Description of the task:
Transcribe the data in full and exactly, omitting any pictures.

>> START Rows

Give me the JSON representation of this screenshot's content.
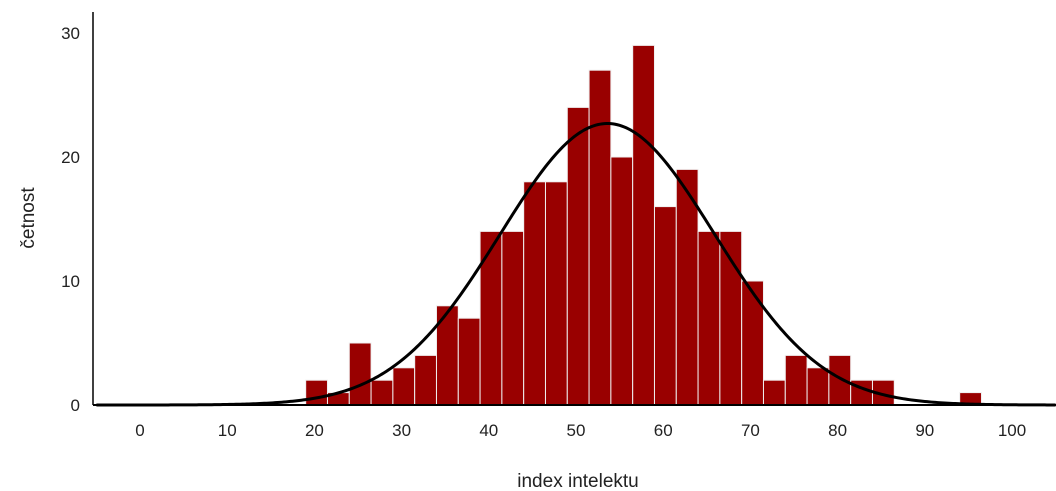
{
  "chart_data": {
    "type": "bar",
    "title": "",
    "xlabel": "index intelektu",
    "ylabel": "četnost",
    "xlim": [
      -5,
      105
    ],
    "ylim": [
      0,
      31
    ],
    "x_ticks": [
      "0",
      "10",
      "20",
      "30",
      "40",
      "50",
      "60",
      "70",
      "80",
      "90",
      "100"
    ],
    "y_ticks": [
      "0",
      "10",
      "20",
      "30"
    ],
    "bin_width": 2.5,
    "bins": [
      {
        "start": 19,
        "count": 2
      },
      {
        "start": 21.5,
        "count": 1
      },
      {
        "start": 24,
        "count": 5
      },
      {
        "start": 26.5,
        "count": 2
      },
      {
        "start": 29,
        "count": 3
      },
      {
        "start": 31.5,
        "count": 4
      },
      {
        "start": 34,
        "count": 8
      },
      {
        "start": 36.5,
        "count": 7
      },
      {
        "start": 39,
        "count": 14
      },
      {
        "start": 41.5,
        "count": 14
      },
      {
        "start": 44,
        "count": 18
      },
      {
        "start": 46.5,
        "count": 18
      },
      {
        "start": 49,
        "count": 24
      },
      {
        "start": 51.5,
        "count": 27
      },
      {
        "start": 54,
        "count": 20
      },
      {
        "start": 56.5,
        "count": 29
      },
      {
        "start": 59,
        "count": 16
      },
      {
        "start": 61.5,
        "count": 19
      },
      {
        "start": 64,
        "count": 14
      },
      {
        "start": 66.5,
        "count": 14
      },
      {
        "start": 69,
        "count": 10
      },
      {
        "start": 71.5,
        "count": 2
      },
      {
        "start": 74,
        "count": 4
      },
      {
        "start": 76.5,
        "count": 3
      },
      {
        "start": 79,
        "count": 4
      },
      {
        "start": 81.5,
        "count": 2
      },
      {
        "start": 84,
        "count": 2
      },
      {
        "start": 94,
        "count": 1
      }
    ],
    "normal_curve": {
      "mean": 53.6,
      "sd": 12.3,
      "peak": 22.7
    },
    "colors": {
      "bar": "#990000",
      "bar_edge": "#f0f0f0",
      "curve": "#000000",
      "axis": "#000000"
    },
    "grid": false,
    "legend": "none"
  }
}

>> END Rows

Finished answer:
Give me the JSON representation of this screenshot's content.
{
  "chart_data": {
    "type": "bar",
    "title": "",
    "xlabel": "index intelektu",
    "ylabel": "četnost",
    "xlim": [
      -5,
      105
    ],
    "ylim": [
      0,
      31
    ],
    "x_ticks": [
      "0",
      "10",
      "20",
      "30",
      "40",
      "50",
      "60",
      "70",
      "80",
      "90",
      "100"
    ],
    "y_ticks": [
      "0",
      "10",
      "20",
      "30"
    ],
    "bin_width": 2.5,
    "bins": [
      {
        "start": 19,
        "count": 2
      },
      {
        "start": 21.5,
        "count": 1
      },
      {
        "start": 24,
        "count": 5
      },
      {
        "start": 26.5,
        "count": 2
      },
      {
        "start": 29,
        "count": 3
      },
      {
        "start": 31.5,
        "count": 4
      },
      {
        "start": 34,
        "count": 8
      },
      {
        "start": 36.5,
        "count": 7
      },
      {
        "start": 39,
        "count": 14
      },
      {
        "start": 41.5,
        "count": 14
      },
      {
        "start": 44,
        "count": 18
      },
      {
        "start": 46.5,
        "count": 18
      },
      {
        "start": 49,
        "count": 24
      },
      {
        "start": 51.5,
        "count": 27
      },
      {
        "start": 54,
        "count": 20
      },
      {
        "start": 56.5,
        "count": 29
      },
      {
        "start": 59,
        "count": 16
      },
      {
        "start": 61.5,
        "count": 19
      },
      {
        "start": 64,
        "count": 14
      },
      {
        "start": 66.5,
        "count": 14
      },
      {
        "start": 69,
        "count": 10
      },
      {
        "start": 71.5,
        "count": 2
      },
      {
        "start": 74,
        "count": 4
      },
      {
        "start": 76.5,
        "count": 3
      },
      {
        "start": 79,
        "count": 4
      },
      {
        "start": 81.5,
        "count": 2
      },
      {
        "start": 84,
        "count": 2
      },
      {
        "start": 94,
        "count": 1
      }
    ],
    "normal_curve": {
      "mean": 53.6,
      "sd": 12.3,
      "peak": 22.7
    },
    "colors": {
      "bar": "#990000",
      "bar_edge": "#f0f0f0",
      "curve": "#000000",
      "axis": "#000000"
    },
    "grid": false,
    "legend": "none"
  }
}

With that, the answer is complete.